* **AIM**
Find the string "недостающие" in the data, then copy every line where it is found.

[START OF SUPPLIED DATA]

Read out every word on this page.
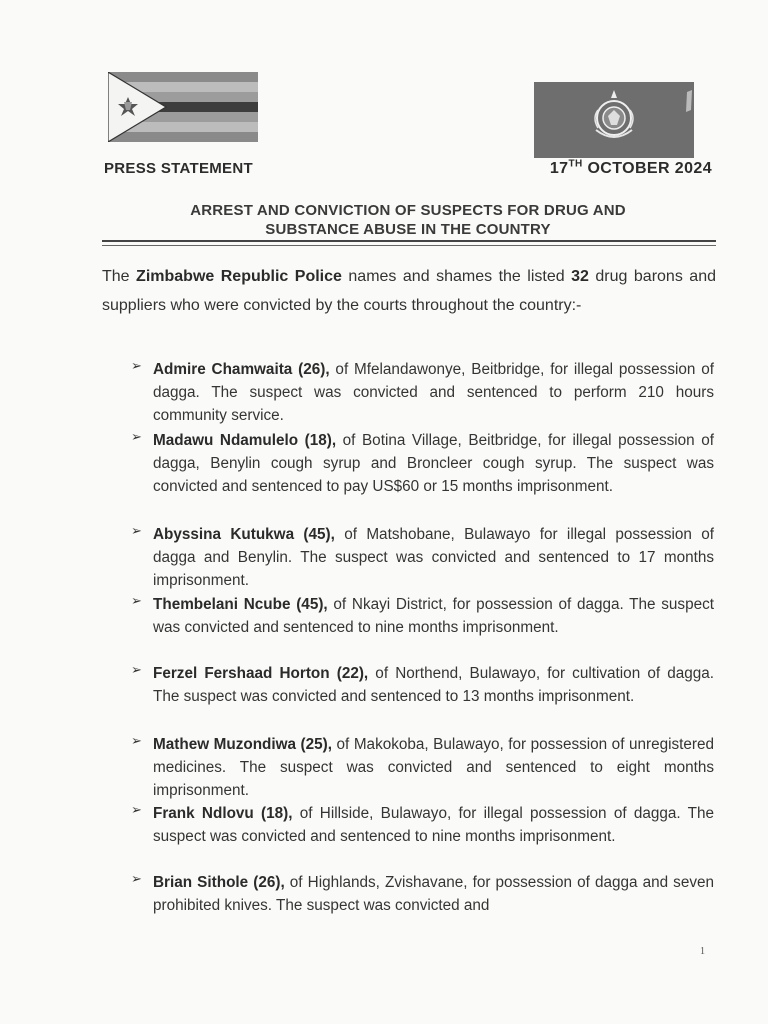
PRESS STATEMENT	17TH OCTOBER 2024
ARREST AND CONVICTION OF SUSPECTS FOR DRUG AND
SUBSTANCE ABUSE IN THE COUNTRY

The Zimbabwe Republic Police names and shames the listed 32 drug barons and suppliers who were convicted by the courts throughout the country:-

➢ Admire Chamwaita (26), of Mfelandawonye, Beitbridge, for illegal possession of dagga. The suspect was convicted and sentenced to perform 210 hours community service.
➢ Madawu Ndamulelo (18), of Botina Village, Beitbridge, for illegal possession of dagga, Benylin cough syrup and Broncleer cough syrup. The suspect was convicted and sentenced to pay US$60 or 15 months imprisonment.
➢ Abyssina Kutukwa (45), of Matshobane, Bulawayo for illegal possession of dagga and Benylin. The suspect was convicted and sentenced to 17 months imprisonment.
➢ Thembelani Ncube (45), of Nkayi District, for possession of dagga. The suspect was convicted and sentenced to nine months imprisonment.
➢ Ferzel Fershaad Horton (22), of Northend, Bulawayo, for cultivation of dagga. The suspect was convicted and sentenced to 13 months imprisonment.
➢ Mathew Muzondiwa (25), of Makokoba, Bulawayo, for possession of unregistered medicines. The suspect was convicted and sentenced to eight months imprisonment.
➢ Frank Ndlovu (18), of Hillside, Bulawayo, for illegal possession of dagga. The suspect was convicted and sentenced to nine months imprisonment.
➢ Brian Sithole (26), of Highlands, Zvishavane, for possession of dagga and seven prohibited knives. The suspect was convicted and
1
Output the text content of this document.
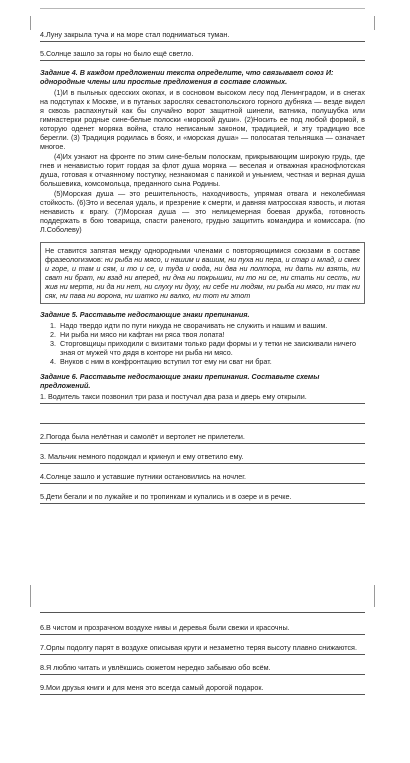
4.Луну закрыла туча и на море стал подниматься туман.
5.Солнце зашло за горы но было ещё светло.
Задание 4. В каждом предложении текста определите, что связывает союз И: однородные члены или простые предложения в составе сложных.

(1)И в пыльных одесских окопах, и в сосновом высоком лесу под Ленинградом, и в снегах на подступах к Москве, и в путаных зарослях севастопольского горного дубняка — везде видел я сквозь распахнутый как бы случайно ворот защитной шинели, ватника, полушубка или гимнастерки родные сине-белые полоски «морской души». (2)Носить ее под любой формой, в которую оденет моряка война, стало неписаным законом, традицией, и эту традицию все берегли. (3) Традиция родилась в боях, и «морская душа» — полосатая тельняшка — означает многое.

(4)Их узнают на фронте по этим сине-белым полоскам, прикрывающим широкую грудь, где гнев и ненавистью горит гордая за флот душа моряка — веселая и отважная краснофлотская душа, готовая к отчаянному поступку, незнакомая с паникой и унынием, честная и верная душа большевика, комсомольца, преданного сына Родины.

(5)Морская душа — это решительность, находчивость, упрямая отвага и неколебимая стойкость. (6)Это и веселая удаль, и презрение к смерти, и давняя матросская язвость, и лютая ненависть к врагу. (7)Морская душа — это нелицемерная боевая дружба, готовность поддержать в бою товарища, спасти раненого, грудью защитить командира и комиссара. (по Л.Соболеву)

Не ставится запятая между однородными членами с повторяющимися союзами в составе фразеологизмов: ни рыба ни мясо, и нашим и вашим, ни пуха ни пера, и стар и млад, и смех и горе, и там и сям, и то и се, и туда и сюда, ни два ни полтора, ни дать ни взять, ни сват ни брат, ни взад ни вперед, ни дна ни покрышки, ни то ни се, ни стать ни сесть, ни жив ни мертв, ни да ни нет, ни слуху ни духу, ни себе ни людям, ни рыба ни мясо, ни так ни сяк, ни пава ни ворона, ни шатко ни валко, ни тот ни этот
Задание 5. Расставьте недостающие знаки препинания.
1. Надо твердо идти по пути никуда не сворачивать не служить и нашим и вашим.
2. Ни рыба ни мясо ни кафтан ни ряса твоя лопата!
3. Сторговщицы приходили с визитами только ради формы и у тетки не заискивали ничего зная от мужей что дядя в конторе ни рыба ни мясо.
4. Внуков с ним в конфронтацию вступил тот ему ни сват ни брат.
Задание 6. Расставьте недостающие знаки препинания. Составьте схемы предложений.
1. Водитель такси позвонил три раза и постучал два раза и дверь ему открыли.
2.Погода была нелётная и самолёт и вертолет не прилетели.
3. Мальчик немного подождал и крикнул и ему ответило ему.
4.Солнце зашло и уставшие путники остановились на ночлег.
5.Дети бегали и по лужайке и по тропинкам и купались и в озере и в речке.
6.В чистом и прозрачном воздухе нивы и деревья были свежи и красочны.
7.Орлы подолгу парят в воздухе описывая круги и незаметно теряя высоту плавно снижаются.
8.Я люблю читать и увлёкшись сюжетом нередко забываю обо всём.
9.Мои друзья книги и для меня это всегда самый дорогой подарок.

[END OF SUPPLIED DATA]

* **WORKED ANSWER**
Задание 5. Расставьте недостающие знаки препинания.
Задание 6. Расставьте недостающие знаки препинания. Составьте схемы предложений.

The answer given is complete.